— begin Given data —
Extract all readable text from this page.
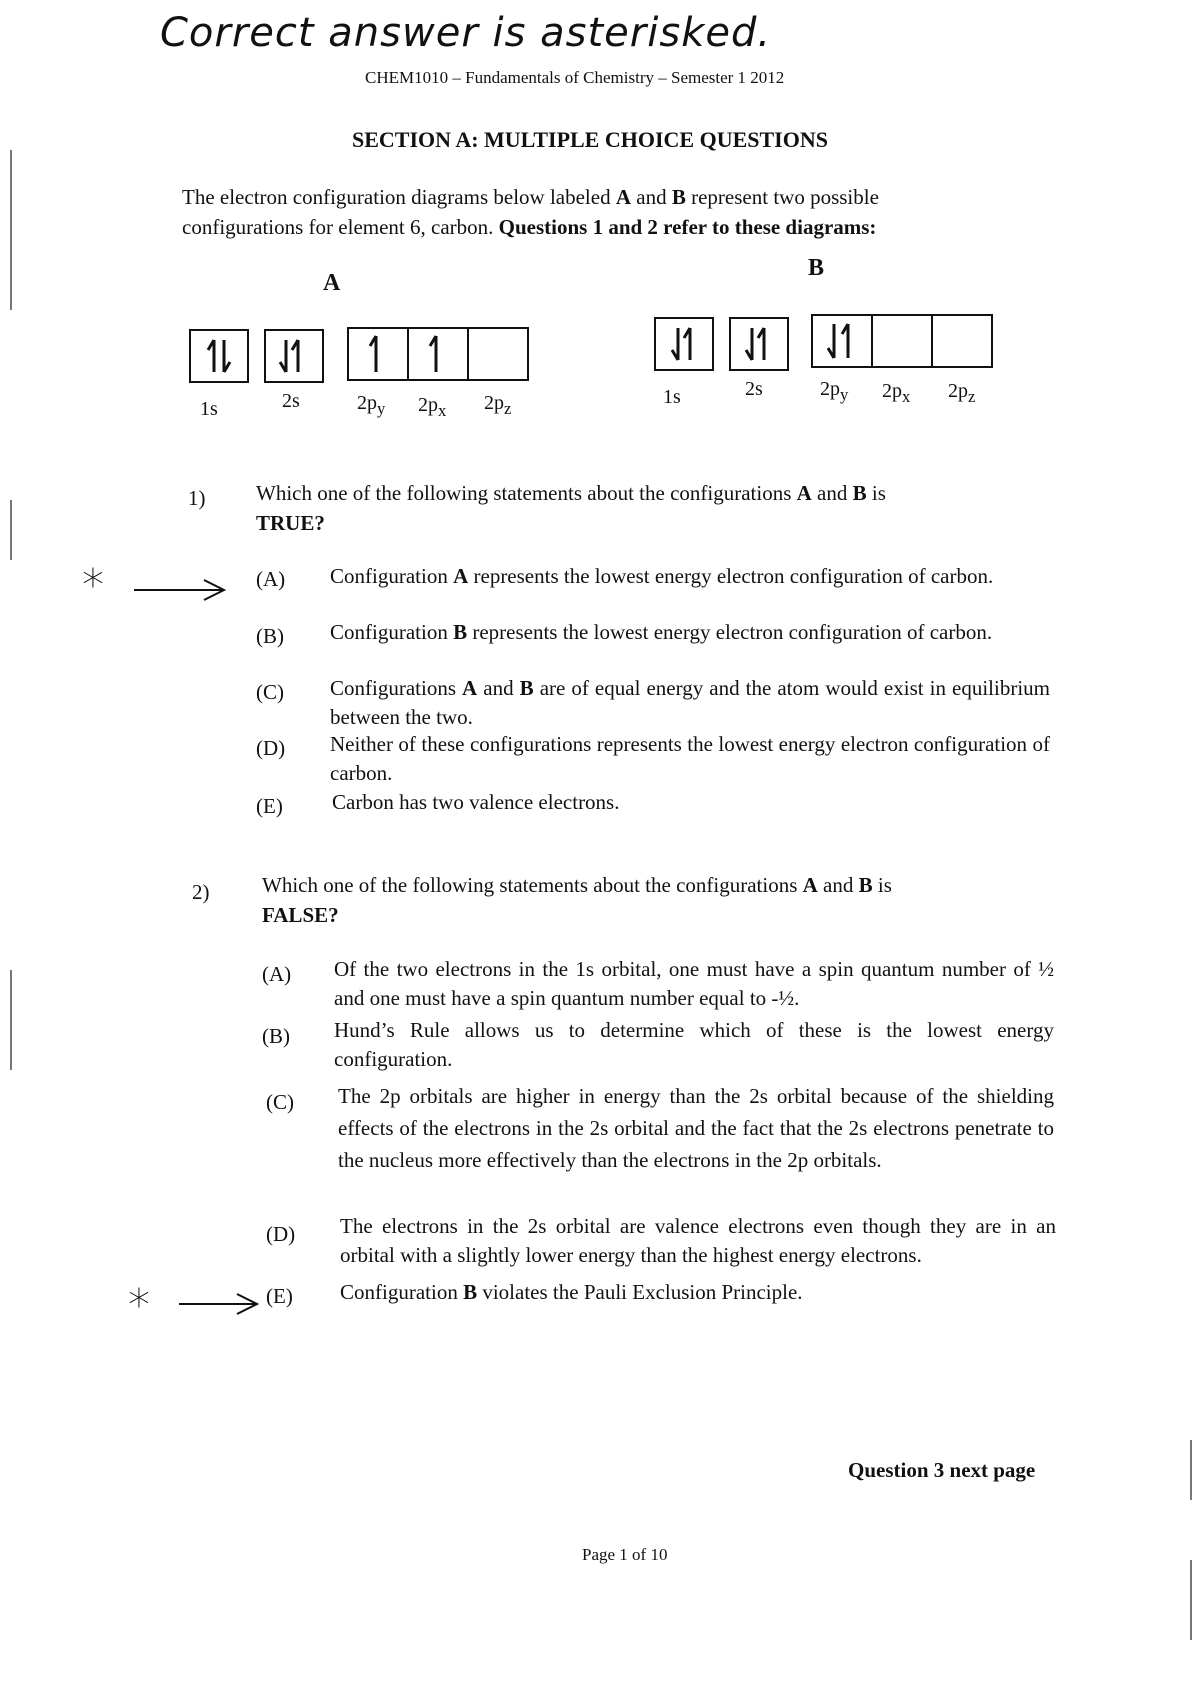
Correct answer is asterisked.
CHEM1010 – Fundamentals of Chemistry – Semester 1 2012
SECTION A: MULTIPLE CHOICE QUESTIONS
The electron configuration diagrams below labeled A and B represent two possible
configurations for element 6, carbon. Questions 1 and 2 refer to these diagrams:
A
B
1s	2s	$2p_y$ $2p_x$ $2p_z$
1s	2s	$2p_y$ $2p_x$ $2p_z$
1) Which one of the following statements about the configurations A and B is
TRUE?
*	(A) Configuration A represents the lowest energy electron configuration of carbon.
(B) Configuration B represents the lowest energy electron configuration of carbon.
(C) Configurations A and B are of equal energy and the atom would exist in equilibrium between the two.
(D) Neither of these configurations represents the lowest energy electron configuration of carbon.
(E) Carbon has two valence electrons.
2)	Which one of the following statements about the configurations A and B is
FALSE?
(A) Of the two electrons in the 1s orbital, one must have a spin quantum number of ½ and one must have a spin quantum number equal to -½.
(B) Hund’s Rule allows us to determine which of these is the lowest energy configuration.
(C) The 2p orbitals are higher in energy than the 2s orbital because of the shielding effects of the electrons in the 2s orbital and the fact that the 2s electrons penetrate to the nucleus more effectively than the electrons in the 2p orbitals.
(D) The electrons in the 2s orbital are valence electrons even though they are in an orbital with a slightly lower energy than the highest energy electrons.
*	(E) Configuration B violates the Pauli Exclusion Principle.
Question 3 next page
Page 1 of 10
— end Given data —
▶ **Required task**
Copy the records above exactly, leaving out every picture.

▶ **Worked answer**
Extract all readable text from this page.
Correct answer is asterisked.
CHEM1010 – Fundamentals of Chemistry – Semester 1 2012
SECTION A: MULTIPLE CHOICE QUESTIONS
The electron configuration diagrams below labeled A and B represent two possible
configurations for element 6, carbon. Questions 1 and 2 refer to these diagrams:
A
B
1s	2s	$2p_y$ $2p_x$ $2p_z$
1s	2s	$2p_y$ $2p_x$ $2p_z$
1) Which one of the following statements about the configurations A and B is
TRUE?
*	(A) Configuration A represents the lowest energy electron configuration of carbon.
(B) Configuration B represents the lowest energy electron configuration of carbon.
(C) Configurations A and B are of equal energy and the atom would exist in equilibrium between the two.
(D) Neither of these configurations represents the lowest energy electron configuration of carbon.
(E) Carbon has two valence electrons.
2)	Which one of the following statements about the configurations A and B is
FALSE?
(A) Of the two electrons in the 1s orbital, one must have a spin quantum number of ½ and one must have a spin quantum number equal to -½.
(B) Hund’s Rule allows us to determine which of these is the lowest energy configuration.
(C) The 2p orbitals are higher in energy than the 2s orbital because of the shielding effects of the electrons in the 2s orbital and the fact that the 2s electrons penetrate to the nucleus more effectively than the electrons in the 2p orbitals.
(D) The electrons in the 2s orbital are valence electrons even though they are in an orbital with a slightly lower energy than the highest energy electrons.
*	(E) Configuration B violates the Pauli Exclusion Principle.
Question 3 next page
Page 1 of 10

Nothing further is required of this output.